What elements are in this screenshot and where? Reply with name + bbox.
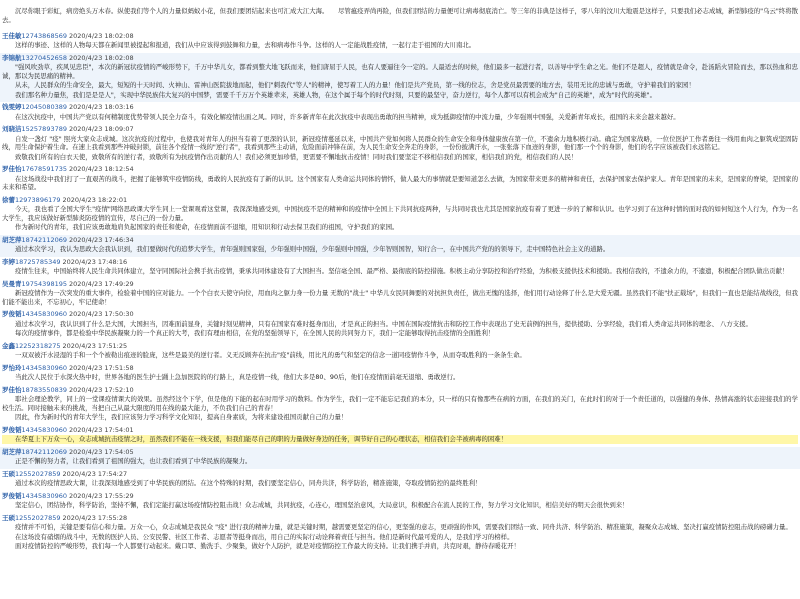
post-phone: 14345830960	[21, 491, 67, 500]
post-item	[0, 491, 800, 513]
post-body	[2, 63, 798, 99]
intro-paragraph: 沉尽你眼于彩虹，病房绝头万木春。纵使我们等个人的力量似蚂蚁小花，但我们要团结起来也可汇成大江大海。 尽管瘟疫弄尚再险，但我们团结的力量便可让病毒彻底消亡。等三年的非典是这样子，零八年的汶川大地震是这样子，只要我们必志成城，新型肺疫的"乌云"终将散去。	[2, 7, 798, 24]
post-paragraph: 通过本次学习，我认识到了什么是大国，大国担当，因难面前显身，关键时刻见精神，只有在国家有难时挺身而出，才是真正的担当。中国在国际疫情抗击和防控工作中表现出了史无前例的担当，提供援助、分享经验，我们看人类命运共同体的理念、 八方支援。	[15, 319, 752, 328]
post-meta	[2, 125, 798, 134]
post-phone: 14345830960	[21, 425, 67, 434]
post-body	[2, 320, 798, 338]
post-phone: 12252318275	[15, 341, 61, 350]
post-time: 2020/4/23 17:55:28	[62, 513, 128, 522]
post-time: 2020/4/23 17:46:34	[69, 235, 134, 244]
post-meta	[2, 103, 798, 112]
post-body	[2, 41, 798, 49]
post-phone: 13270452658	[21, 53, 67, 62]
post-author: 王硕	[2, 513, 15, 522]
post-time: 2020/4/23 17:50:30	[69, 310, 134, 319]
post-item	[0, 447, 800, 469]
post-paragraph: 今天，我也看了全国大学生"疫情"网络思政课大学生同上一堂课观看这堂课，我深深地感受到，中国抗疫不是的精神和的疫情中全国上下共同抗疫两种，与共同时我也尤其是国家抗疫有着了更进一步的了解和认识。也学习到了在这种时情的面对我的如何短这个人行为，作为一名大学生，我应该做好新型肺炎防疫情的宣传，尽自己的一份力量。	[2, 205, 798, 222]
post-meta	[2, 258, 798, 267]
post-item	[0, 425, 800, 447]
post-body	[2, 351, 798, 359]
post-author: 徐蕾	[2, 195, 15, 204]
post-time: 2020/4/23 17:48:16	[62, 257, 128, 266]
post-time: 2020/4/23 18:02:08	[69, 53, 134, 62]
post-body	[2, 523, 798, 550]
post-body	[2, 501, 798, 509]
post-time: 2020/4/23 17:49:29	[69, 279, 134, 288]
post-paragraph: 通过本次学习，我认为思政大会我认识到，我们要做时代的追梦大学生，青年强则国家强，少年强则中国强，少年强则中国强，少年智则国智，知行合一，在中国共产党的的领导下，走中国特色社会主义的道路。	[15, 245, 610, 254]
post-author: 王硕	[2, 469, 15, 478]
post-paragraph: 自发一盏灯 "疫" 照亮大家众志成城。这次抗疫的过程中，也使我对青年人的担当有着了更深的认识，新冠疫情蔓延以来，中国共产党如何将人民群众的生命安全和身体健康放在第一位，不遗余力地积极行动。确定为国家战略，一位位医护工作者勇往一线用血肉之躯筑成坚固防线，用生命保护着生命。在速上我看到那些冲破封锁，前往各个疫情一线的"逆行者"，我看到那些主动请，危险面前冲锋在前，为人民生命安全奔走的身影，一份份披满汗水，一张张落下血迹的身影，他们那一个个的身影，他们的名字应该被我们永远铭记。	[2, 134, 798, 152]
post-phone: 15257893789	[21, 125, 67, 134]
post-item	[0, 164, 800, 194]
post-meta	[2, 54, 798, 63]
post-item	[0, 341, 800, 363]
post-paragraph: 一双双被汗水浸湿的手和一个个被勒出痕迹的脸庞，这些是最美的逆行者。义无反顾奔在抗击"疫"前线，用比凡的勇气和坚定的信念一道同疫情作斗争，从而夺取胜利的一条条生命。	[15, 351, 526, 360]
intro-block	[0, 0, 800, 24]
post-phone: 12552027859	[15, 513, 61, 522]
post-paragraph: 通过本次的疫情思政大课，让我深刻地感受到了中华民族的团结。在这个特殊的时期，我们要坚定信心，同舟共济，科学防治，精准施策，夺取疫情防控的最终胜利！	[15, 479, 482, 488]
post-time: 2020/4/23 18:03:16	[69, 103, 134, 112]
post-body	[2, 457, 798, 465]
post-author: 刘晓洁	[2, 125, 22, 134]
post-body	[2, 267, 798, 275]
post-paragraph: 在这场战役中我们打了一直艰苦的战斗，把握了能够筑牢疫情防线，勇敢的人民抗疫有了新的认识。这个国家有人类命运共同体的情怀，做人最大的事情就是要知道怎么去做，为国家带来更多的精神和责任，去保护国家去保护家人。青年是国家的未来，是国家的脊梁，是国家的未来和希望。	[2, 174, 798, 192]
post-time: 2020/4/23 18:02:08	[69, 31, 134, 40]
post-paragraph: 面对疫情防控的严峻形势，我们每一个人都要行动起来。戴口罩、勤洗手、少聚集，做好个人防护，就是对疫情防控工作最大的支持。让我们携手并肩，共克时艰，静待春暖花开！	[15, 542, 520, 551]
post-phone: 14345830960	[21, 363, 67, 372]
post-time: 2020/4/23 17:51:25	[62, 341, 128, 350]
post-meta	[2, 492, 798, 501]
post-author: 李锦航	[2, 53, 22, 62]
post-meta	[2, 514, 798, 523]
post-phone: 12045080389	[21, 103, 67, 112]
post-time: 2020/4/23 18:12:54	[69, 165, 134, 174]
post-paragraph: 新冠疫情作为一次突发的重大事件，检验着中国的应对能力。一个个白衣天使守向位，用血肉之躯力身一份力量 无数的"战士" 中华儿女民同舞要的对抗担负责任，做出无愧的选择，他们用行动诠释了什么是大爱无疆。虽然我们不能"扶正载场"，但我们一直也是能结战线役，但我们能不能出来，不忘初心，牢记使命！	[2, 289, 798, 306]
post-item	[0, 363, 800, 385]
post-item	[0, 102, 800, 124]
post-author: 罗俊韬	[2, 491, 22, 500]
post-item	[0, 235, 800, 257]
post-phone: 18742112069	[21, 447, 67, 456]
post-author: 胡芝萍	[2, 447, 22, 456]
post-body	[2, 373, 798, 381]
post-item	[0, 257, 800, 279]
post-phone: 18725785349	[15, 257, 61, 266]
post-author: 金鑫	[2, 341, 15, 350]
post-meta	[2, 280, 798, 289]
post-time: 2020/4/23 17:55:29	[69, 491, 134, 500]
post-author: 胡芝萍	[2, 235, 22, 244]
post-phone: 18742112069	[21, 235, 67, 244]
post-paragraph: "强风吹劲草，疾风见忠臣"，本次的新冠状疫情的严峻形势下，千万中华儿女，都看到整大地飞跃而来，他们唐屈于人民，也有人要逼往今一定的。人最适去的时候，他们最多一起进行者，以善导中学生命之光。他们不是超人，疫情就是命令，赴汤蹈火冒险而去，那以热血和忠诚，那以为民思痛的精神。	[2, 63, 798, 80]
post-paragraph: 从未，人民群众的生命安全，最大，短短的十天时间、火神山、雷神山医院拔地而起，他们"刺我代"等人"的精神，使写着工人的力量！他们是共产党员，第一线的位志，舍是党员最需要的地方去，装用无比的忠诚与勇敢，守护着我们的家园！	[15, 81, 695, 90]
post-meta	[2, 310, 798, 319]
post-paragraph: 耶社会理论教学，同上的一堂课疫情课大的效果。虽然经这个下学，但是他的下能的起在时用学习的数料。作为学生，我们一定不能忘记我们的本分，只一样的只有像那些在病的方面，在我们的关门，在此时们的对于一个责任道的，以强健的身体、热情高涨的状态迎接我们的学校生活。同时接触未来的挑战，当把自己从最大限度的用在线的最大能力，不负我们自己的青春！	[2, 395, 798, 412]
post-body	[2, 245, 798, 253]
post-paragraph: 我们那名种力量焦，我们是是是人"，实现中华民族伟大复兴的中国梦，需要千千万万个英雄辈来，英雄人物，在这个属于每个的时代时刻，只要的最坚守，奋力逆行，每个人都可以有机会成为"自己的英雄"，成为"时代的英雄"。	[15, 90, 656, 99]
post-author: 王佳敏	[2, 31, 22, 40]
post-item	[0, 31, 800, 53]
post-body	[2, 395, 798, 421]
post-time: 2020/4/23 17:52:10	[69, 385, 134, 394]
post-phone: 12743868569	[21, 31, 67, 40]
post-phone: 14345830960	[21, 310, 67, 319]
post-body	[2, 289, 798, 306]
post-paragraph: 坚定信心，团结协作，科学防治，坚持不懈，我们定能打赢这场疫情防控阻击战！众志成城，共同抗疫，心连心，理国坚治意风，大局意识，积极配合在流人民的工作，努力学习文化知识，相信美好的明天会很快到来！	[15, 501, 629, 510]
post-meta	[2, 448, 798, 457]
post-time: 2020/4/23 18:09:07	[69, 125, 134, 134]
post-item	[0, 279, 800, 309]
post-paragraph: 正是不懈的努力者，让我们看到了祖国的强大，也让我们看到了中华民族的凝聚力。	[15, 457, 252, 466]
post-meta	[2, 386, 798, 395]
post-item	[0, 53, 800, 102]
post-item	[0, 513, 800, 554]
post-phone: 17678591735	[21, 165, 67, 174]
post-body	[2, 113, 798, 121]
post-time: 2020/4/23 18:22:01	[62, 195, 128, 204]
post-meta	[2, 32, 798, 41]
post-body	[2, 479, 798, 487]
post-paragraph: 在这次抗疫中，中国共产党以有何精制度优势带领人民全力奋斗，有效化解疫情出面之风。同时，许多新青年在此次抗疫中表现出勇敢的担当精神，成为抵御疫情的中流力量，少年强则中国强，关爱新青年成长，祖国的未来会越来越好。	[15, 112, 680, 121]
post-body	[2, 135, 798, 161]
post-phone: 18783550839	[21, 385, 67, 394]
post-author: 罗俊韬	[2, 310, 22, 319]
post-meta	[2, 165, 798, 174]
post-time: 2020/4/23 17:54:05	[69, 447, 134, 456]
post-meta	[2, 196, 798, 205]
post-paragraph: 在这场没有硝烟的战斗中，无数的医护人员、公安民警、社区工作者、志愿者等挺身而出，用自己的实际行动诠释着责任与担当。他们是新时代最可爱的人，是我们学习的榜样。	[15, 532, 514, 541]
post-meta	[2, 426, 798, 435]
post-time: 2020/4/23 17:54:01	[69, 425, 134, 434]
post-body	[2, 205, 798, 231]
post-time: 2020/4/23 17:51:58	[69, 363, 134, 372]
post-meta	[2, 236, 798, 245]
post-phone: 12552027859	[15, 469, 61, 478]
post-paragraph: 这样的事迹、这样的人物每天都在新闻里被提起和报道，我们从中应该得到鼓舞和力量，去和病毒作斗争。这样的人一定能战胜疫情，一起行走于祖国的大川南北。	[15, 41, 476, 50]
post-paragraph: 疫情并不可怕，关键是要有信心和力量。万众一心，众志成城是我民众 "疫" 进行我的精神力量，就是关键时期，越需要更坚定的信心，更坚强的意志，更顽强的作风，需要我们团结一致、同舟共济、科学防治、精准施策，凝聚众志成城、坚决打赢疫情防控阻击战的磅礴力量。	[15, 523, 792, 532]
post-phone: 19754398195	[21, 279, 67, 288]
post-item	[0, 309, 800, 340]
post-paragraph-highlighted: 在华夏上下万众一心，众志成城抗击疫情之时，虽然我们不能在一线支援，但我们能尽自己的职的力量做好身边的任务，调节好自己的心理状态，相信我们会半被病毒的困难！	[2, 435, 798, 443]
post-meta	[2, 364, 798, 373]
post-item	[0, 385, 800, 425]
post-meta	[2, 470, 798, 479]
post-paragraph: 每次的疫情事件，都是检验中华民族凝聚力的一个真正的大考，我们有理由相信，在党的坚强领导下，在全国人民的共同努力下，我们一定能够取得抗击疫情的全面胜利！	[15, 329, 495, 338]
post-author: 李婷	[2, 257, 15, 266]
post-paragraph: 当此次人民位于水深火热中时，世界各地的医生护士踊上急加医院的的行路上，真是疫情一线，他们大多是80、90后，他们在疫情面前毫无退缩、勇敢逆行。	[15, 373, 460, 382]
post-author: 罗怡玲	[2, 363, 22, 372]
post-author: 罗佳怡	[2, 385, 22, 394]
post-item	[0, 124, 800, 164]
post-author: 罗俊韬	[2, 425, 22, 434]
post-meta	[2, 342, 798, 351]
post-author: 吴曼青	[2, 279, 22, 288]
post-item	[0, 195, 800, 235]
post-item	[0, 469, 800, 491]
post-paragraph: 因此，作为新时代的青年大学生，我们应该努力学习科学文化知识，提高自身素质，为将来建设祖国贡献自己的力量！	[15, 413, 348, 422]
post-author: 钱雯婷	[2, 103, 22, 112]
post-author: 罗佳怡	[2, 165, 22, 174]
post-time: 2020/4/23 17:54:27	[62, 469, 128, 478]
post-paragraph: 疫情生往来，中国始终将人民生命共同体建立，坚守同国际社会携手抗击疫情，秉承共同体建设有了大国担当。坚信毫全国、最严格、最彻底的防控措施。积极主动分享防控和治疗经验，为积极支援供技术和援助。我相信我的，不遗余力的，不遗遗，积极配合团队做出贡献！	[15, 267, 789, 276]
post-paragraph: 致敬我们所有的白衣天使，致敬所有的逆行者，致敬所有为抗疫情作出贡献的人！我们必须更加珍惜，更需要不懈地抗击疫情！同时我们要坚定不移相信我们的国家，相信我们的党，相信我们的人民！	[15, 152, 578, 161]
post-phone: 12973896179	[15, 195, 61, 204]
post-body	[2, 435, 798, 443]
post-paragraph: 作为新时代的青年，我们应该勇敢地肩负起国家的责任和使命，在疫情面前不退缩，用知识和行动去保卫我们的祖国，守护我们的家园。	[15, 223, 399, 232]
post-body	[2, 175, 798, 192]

SHORT TASK
Can you put everything from the line containing "491, 67, 500]" down to the line containing "319, 752, 328]" into a Markdown table with the columns Row and Line, skipping any blank lines?

RESULT BELOW
| Row | Line |
|---|---|
| 1 | post-phone: 14345830960	[21, 491, 67, 500] |
| 2 | post-item	[0, 491, 800, 513] |
| 3 | post-body	[2, 63, 798, 99] |
| 4 | intro-paragraph: 沉尽你眼于彩虹，病房绝头万木春。纵使我们等个人的力量似蚂蚁小花，但我们要团结起来也可汇成大江大海。 尽管瘟疫弄尚再险，但我们团结的力量便可让病毒彻底消亡。等三年的非典是这样子，零八年的汶川大地震是这样子，只要我们必志成城，新型肺疫的"乌云"终将散去。	[2, 7, 798, 24] |
| 5 | post-paragraph: 通过本次学习，我认识到了什么是大国，大国担当，因难面前显身，关键时刻见精神，只有在国家有难时挺身而出，才是真正的担当。中国在国际疫情抗击和防控工作中表现出了史无前例的担当，提供援助、分享经验，我们看人类命运共同体的理念、 八方支援。	[15, 319, 752, 328] |